PROBLEM TO SOLVE:
Any pictures in the records below should be skipped; write out everything else exactly.

===============

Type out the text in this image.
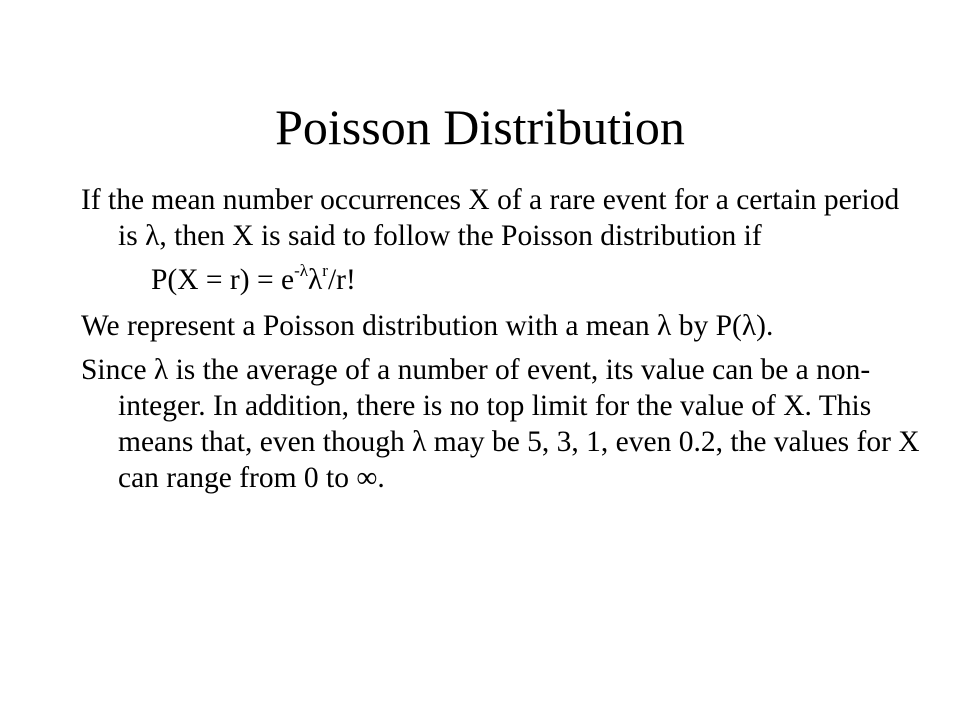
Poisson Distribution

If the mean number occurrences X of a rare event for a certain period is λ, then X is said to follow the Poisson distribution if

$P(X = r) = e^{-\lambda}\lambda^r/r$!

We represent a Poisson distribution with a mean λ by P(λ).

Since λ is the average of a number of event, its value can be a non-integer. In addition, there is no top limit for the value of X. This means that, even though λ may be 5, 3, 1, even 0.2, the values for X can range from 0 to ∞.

===============

REPLY:
Type out the text in this image.
Poisson Distribution

If the mean number occurrences X of a rare event for a certain period is λ, then X is said to follow the Poisson distribution if

$P(X = r) = e^{-\lambda}\lambda^r/r$!

We represent a Poisson distribution with a mean λ by P(λ).

Since λ is the average of a number of event, its value can be a non-integer. In addition, there is no top limit for the value of X. This means that, even though λ may be 5, 3, 1, even 0.2, the values for X can range from 0 to ∞.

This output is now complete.